RECORDS TO USE:
* * *

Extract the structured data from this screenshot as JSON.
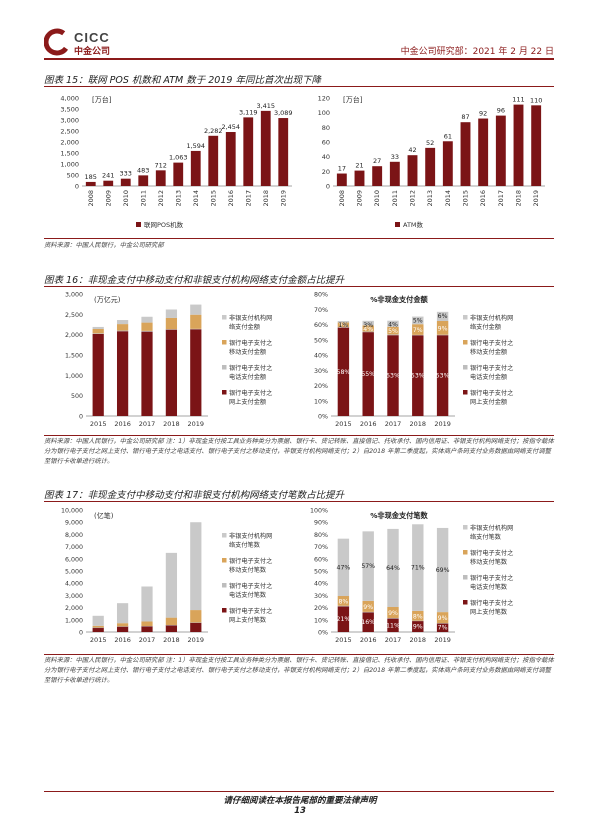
{
  "header": {
    "brand_en": "CICC",
    "brand_cn": "中金公司",
    "right_text": "中金公司研究部：2021 年 2 月 22 日"
  },
  "colors": {
    "dark_red": "#7B1416",
    "orange": "#D9A45A",
    "light_gray": "#BDBDBD",
    "mid_gray": "#C9C9C9"
  },
  "fig15": {
    "title": "图表 15：联网 POS 机数和 ATM 数于 2019 年同比首次出现下降",
    "source": "资料来源：中国人民银行，中金公司研究部"
  },
  "fig16": {
    "title": "图表 16：非现金支付中移动支付和非银支付机构网络支付金额占比提升",
    "source": "资料来源：中国人民银行，中金公司研究部 注：1）非现金支付按工具业务种类分为票据、银行卡、贷记转账、直接借记、托收承付、国内信用证、非银支付机构网络支付；按指令载体分为银行电子支付之网上支付、银行电子支付之电话支付、银行电子支付之移动支付，非银支付机构网络支付；2）自2018 年第二季度起，实体商户条码支付业务数据由网络支付调整至银行卡收单进行统计。"
  },
  "fig17": {
    "title": "图表 17：非现金支付中移动支付和非银支付机构网络支付笔数占比提升",
    "source": "资料来源：中国人民银行，中金公司研究部 注：1）非现金支付按工具业务种类分为票据、银行卡、贷记转账、直接借记、托收承付、国内信用证、非银支付机构网络支付；按指令载体分为银行电子支付之网上支付、银行电子支付之电话支付、银行电子支付之移动支付，非银支付机构网络支付；2）自2018 年第二季度起，实体商户条码支付业务数据由网络支付调整至银行卡收单进行统计。"
  },
  "footer": {
    "note": "请仔细阅读在本报告尾部的重要法律声明",
    "page": "13"
  },
  "chart_data": [
    {
      "id": "pos",
      "type": "bar",
      "unit_label": "[万台]",
      "categories": [
        "2008",
        "2009",
        "2010",
        "2011",
        "2012",
        "2013",
        "2014",
        "2015",
        "2016",
        "2017",
        "2018",
        "2019"
      ],
      "series": [
        {
          "name": "联网POS机数",
          "values": [
            185,
            241,
            333,
            483,
            712,
            1063,
            1594,
            2282,
            2454,
            3119,
            3415,
            3089
          ]
        }
      ],
      "ylim": [
        0,
        4000
      ],
      "yticks": [
        "0",
        "500",
        "1,000",
        "1,500",
        "2,000",
        "2,500",
        "3,000",
        "3,500",
        "4,000"
      ],
      "data_labels": [
        "185",
        "241",
        "333",
        "483",
        "712",
        "1,063",
        "1,594",
        "2,282",
        "2,454",
        "3,119",
        "3,415",
        "3,089"
      ],
      "legend": "bottom"
    },
    {
      "id": "atm",
      "type": "bar",
      "unit_label": "[万台]",
      "categories": [
        "2008",
        "2009",
        "2010",
        "2011",
        "2012",
        "2013",
        "2014",
        "2015",
        "2016",
        "2017",
        "2018",
        "2019"
      ],
      "series": [
        {
          "name": "ATM数",
          "values": [
            17,
            21,
            27,
            33,
            42,
            52,
            61,
            87,
            92,
            96,
            111,
            110
          ]
        }
      ],
      "ylim": [
        0,
        120
      ],
      "yticks": [
        "0",
        "20",
        "40",
        "60",
        "80",
        "100",
        "120"
      ],
      "data_labels": [
        "17",
        "21",
        "27",
        "33",
        "42",
        "52",
        "61",
        "87",
        "92",
        "96",
        "111",
        "110"
      ],
      "legend": "bottom"
    },
    {
      "id": "amount_abs",
      "type": "bar",
      "stacked": true,
      "unit_label": "(万亿元)",
      "categories": [
        "2015",
        "2016",
        "2017",
        "2018",
        "2019"
      ],
      "series": [
        {
          "name": "银行电子支付之网上支付金额",
          "values": [
            2018,
            2085,
            2075,
            2126,
            2134
          ]
        },
        {
          "name": "银行电子支付之电话支付金额",
          "values": [
            14,
            17,
            19,
            8,
            10
          ]
        },
        {
          "name": "银行电子支付之移动支付金额",
          "values": [
            108,
            158,
            203,
            277,
            347
          ]
        },
        {
          "name": "非银支付机构网络支付金额",
          "values": [
            50,
            100,
            143,
            208,
            249
          ]
        }
      ],
      "ylim": [
        0,
        3000
      ],
      "yticks": [
        "0",
        "500",
        "1,000",
        "1,500",
        "2,000",
        "2,500",
        "3,000"
      ],
      "legend": "right"
    },
    {
      "id": "amount_pct",
      "type": "bar",
      "stacked": true,
      "title": "%非现金支付金额",
      "categories": [
        "2015",
        "2016",
        "2017",
        "2018",
        "2019"
      ],
      "series": [
        {
          "name": "银行电子支付之网上支付金额",
          "values": [
            58,
            55,
            53,
            53,
            53
          ]
        },
        {
          "name": "银行电子支付之电话支付金额",
          "values": [
            0.3,
            0.4,
            0.5,
            0.2,
            0.3
          ]
        },
        {
          "name": "银行电子支付之移动支付金额",
          "values": [
            3,
            4,
            5,
            7,
            9
          ]
        },
        {
          "name": "非银支付机构网络支付金额",
          "values": [
            1,
            3,
            4,
            5,
            6
          ]
        }
      ],
      "top_labels": [
        "1%",
        "3%",
        "4%",
        "5%",
        "6%"
      ],
      "mid_labels": [
        "3%",
        "4%",
        "5%",
        "7%",
        "9%"
      ],
      "bottom_labels": [
        "58%",
        "55%",
        "53%",
        "53%",
        "53%"
      ],
      "ylim": [
        0,
        80
      ],
      "yticks": [
        "0%",
        "10%",
        "20%",
        "30%",
        "40%",
        "50%",
        "60%",
        "70%",
        "80%"
      ],
      "legend": "right"
    },
    {
      "id": "count_abs",
      "type": "bar",
      "stacked": true,
      "unit_label": "(亿笔)",
      "categories": [
        "2015",
        "2016",
        "2017",
        "2018",
        "2019"
      ],
      "series": [
        {
          "name": "银行电子支付之网上支付笔数",
          "values": [
            363,
            462,
            485,
            570,
            782
          ]
        },
        {
          "name": "银行电子支付之电话支付笔数",
          "values": [
            3,
            3,
            2,
            2,
            2
          ]
        },
        {
          "name": "银行电子支付之移动支付笔数",
          "values": [
            139,
            257,
            376,
            606,
            1014
          ]
        },
        {
          "name": "非银支付机构网络支付笔数",
          "values": [
            822,
            1640,
            2867,
            5307,
            7200
          ]
        }
      ],
      "ylim": [
        0,
        10000
      ],
      "yticks": [
        "0",
        "1,000",
        "2,000",
        "3,000",
        "4,000",
        "5,000",
        "6,000",
        "7,000",
        "8,000",
        "9,000",
        "10,000"
      ],
      "legend": "right"
    },
    {
      "id": "count_pct",
      "type": "bar",
      "stacked": true,
      "title": "%非现金支付笔数",
      "categories": [
        "2015",
        "2016",
        "2017",
        "2018",
        "2019"
      ],
      "series": [
        {
          "name": "银行电子支付之网上支付笔数",
          "values": [
            21,
            16,
            11,
            9,
            7
          ]
        },
        {
          "name": "银行电子支付之电话支付笔数",
          "values": [
            0.5,
            0.5,
            0.5,
            0.3,
            0.3
          ]
        },
        {
          "name": "银行电子支付之移动支付笔数",
          "values": [
            8,
            9,
            9,
            8,
            9
          ]
        },
        {
          "name": "非银支付机构网络支付笔数",
          "values": [
            47,
            57,
            64,
            71,
            69
          ]
        }
      ],
      "top_labels": [
        "47%",
        "57%",
        "64%",
        "71%",
        "69%"
      ],
      "mid_labels": [
        "8%",
        "9%",
        "9%",
        "8%",
        "9%"
      ],
      "bottom_labels": [
        "21%",
        "16%",
        "11%",
        "9%",
        "7%"
      ],
      "ylim": [
        0,
        100
      ],
      "yticks": [
        "0%",
        "10%",
        "20%",
        "30%",
        "40%",
        "50%",
        "60%",
        "70%",
        "80%",
        "90%",
        "100%"
      ],
      "legend": "right"
    }
  ],
  "legends": {
    "fig16": [
      "非银支付机构网络支付金额",
      "银行电子支付之移动支付金额",
      "银行电子支付之电话支付金额",
      "银行电子支付之网上支付金额"
    ],
    "fig17": [
      "非银支付机构网络支付笔数",
      "银行电子支付之移动支付笔数",
      "银行电子支付之电话支付笔数",
      "银行电子支付之网上支付笔数"
    ]
  }
}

* * *

AIM:
Gather all lines from the records above in which "title" appears.

SOLUTION TO THE EXERCISE:
    "title": "图表 15：联网 POS 机数和 ATM 数于 2019 年同比首次出现下降",
    "title": "图表 16：非现金支付中移动支付和非银支付机构网络支付金额占比提升",
    "title": "图表 17：非现金支付中移动支付和非银支付机构网络支付笔数占比提升",
      "title": "%非现金支付金额",
      "title": "%非现金支付笔数",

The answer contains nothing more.